* Listed entries
----------
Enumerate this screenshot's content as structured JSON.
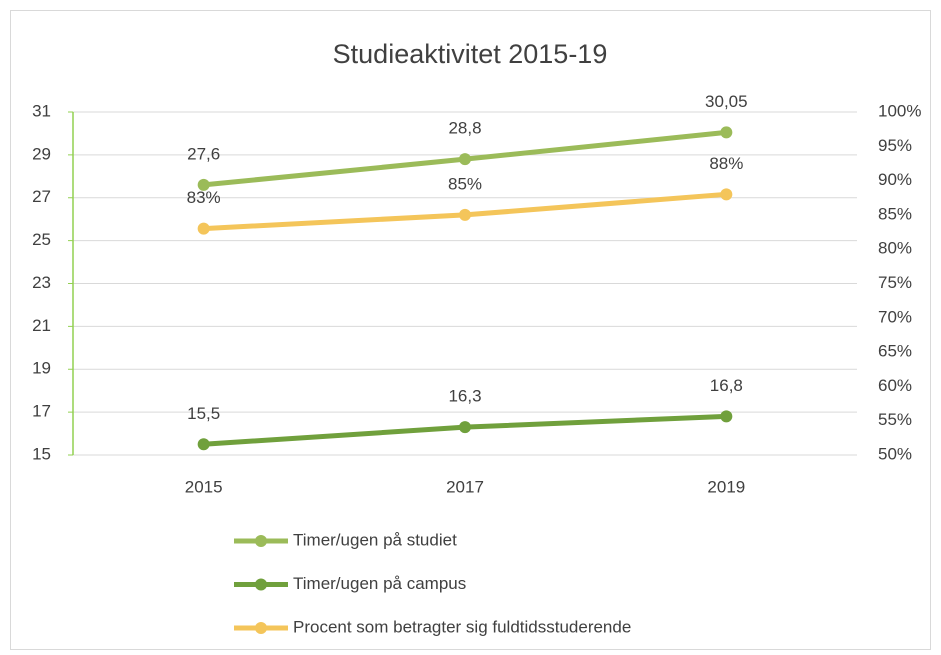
----------
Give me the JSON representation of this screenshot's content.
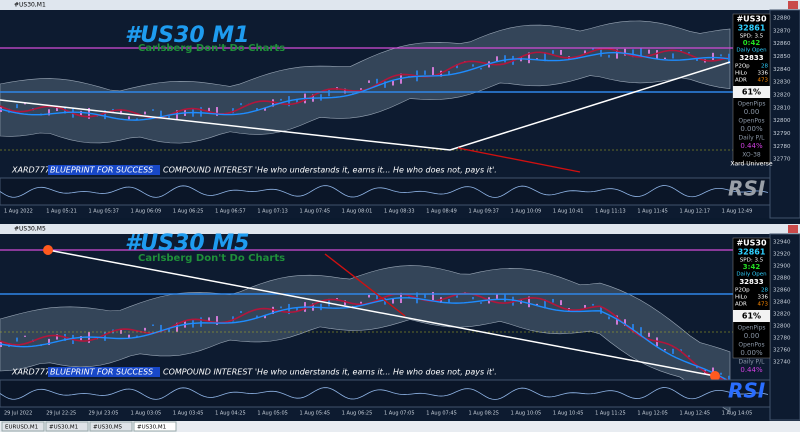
----------
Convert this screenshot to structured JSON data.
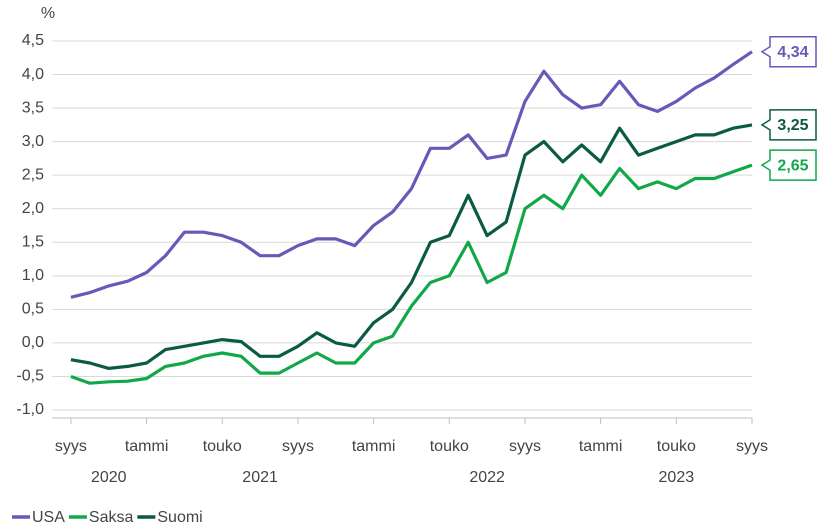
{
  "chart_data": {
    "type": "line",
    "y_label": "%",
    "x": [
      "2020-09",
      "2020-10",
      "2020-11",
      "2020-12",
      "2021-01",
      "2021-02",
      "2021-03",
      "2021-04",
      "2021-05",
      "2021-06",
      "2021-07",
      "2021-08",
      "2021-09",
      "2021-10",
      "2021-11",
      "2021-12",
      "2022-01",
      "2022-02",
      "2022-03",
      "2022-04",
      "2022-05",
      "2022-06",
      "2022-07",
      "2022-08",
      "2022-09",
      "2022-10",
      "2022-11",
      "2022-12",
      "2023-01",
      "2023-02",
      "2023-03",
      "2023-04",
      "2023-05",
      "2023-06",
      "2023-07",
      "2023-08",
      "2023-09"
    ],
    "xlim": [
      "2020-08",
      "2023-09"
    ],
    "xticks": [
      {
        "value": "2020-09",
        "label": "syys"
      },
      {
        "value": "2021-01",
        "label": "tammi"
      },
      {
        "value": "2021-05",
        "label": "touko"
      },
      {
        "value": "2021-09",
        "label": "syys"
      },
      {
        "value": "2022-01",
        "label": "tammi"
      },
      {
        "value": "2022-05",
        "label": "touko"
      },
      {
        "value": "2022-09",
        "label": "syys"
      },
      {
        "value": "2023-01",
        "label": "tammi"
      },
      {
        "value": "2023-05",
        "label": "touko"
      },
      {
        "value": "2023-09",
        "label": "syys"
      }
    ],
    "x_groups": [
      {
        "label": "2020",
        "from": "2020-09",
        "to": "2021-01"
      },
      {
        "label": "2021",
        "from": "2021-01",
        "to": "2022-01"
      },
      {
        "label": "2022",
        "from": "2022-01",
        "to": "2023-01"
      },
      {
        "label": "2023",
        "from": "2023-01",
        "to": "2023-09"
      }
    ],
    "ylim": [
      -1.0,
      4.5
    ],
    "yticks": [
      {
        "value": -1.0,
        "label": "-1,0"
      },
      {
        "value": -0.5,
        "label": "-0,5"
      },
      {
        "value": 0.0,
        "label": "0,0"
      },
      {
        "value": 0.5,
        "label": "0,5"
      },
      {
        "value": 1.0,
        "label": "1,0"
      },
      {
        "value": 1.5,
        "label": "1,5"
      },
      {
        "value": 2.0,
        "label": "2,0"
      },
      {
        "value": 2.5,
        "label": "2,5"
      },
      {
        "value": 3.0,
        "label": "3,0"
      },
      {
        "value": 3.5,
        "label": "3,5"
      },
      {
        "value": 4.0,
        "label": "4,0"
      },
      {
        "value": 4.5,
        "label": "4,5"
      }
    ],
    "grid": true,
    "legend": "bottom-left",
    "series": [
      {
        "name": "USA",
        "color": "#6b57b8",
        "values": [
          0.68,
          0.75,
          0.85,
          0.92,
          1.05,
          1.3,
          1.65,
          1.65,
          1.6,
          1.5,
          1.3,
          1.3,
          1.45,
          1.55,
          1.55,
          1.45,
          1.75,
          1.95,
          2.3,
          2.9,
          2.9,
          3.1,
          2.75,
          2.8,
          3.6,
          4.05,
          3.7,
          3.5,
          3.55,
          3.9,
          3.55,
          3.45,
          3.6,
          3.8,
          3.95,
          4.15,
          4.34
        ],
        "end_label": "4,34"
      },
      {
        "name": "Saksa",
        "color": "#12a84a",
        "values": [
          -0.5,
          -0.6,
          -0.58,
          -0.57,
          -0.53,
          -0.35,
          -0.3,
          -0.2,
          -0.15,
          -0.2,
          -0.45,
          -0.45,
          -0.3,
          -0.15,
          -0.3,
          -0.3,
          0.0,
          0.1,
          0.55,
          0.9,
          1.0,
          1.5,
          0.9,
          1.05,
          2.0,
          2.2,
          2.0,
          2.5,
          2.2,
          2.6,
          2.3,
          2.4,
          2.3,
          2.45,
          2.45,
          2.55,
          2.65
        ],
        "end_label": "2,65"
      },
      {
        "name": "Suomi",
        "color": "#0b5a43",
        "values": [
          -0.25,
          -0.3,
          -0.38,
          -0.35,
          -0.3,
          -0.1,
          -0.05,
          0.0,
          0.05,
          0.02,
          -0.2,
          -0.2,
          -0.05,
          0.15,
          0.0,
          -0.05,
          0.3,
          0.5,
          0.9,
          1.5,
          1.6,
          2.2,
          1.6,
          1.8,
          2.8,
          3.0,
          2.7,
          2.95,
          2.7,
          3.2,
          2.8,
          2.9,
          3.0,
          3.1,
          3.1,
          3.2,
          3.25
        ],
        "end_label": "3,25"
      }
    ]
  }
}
----------
* Required task
Look above for every line with the word "content" and copy it.

* Solved exercise
Enumerate this screenshot's content as structured JSON.
Give me the JSON representation of this screenshot's content.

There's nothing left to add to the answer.